• [Requirements]: Return the whole listing exactly as it stands.

-- START OF Input material --

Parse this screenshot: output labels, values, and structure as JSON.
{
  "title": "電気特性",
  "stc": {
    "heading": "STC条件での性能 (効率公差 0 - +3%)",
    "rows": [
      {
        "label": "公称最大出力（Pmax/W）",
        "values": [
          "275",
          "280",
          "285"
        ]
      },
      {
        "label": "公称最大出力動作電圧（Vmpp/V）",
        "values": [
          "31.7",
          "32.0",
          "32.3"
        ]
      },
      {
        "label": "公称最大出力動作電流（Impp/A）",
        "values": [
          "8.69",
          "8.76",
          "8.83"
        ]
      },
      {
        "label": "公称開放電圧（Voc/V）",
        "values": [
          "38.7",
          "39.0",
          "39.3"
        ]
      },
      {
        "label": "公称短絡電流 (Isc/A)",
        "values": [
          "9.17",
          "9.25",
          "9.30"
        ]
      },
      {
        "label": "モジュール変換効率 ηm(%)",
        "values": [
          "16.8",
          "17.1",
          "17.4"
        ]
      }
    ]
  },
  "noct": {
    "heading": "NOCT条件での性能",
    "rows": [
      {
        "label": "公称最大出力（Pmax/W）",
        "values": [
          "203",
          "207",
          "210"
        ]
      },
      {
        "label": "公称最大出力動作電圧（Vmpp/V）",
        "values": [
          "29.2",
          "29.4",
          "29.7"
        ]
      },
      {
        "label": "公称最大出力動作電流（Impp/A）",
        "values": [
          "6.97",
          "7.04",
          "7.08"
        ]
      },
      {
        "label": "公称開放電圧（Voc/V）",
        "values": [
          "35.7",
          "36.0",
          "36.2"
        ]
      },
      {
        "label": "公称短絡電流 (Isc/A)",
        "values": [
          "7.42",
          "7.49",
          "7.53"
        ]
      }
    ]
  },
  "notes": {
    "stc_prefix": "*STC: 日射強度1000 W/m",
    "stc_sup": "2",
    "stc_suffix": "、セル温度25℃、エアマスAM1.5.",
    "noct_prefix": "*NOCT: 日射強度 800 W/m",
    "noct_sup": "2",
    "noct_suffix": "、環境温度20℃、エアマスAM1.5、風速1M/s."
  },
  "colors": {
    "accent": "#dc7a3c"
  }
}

-- END OF Input material --

• [Solution]:
Parse this screenshot: output labels, values, and structure as JSON.
{
  "title": "電気特性",
  "stc": {
    "heading": "STC条件での性能 (効率公差 0 - +3%)",
    "rows": [
      {
        "label": "公称最大出力（Pmax/W）",
        "values": [
          "275",
          "280",
          "285"
        ]
      },
      {
        "label": "公称最大出力動作電圧（Vmpp/V）",
        "values": [
          "31.7",
          "32.0",
          "32.3"
        ]
      },
      {
        "label": "公称最大出力動作電流（Impp/A）",
        "values": [
          "8.69",
          "8.76",
          "8.83"
        ]
      },
      {
        "label": "公称開放電圧（Voc/V）",
        "values": [
          "38.7",
          "39.0",
          "39.3"
        ]
      },
      {
        "label": "公称短絡電流 (Isc/A)",
        "values": [
          "9.17",
          "9.25",
          "9.30"
        ]
      },
      {
        "label": "モジュール変換効率 ηm(%)",
        "values": [
          "16.8",
          "17.1",
          "17.4"
        ]
      }
    ]
  },
  "noct": {
    "heading": "NOCT条件での性能",
    "rows": [
      {
        "label": "公称最大出力（Pmax/W）",
        "values": [
          "203",
          "207",
          "210"
        ]
      },
      {
        "label": "公称最大出力動作電圧（Vmpp/V）",
        "values": [
          "29.2",
          "29.4",
          "29.7"
        ]
      },
      {
        "label": "公称最大出力動作電流（Impp/A）",
        "values": [
          "6.97",
          "7.04",
          "7.08"
        ]
      },
      {
        "label": "公称開放電圧（Voc/V）",
        "values": [
          "35.7",
          "36.0",
          "36.2"
        ]
      },
      {
        "label": "公称短絡電流 (Isc/A)",
        "values": [
          "7.42",
          "7.49",
          "7.53"
        ]
      }
    ]
  },
  "notes": {
    "stc_prefix": "*STC: 日射強度1000 W/m",
    "stc_sup": "2",
    "stc_suffix": "、セル温度25℃、エアマスAM1.5.",
    "noct_prefix": "*NOCT: 日射強度 800 W/m",
    "noct_sup": "2",
    "noct_suffix": "、環境温度20℃、エアマスAM1.5、風速1M/s."
  },
  "colors": {
    "accent": "#dc7a3c"
  }
}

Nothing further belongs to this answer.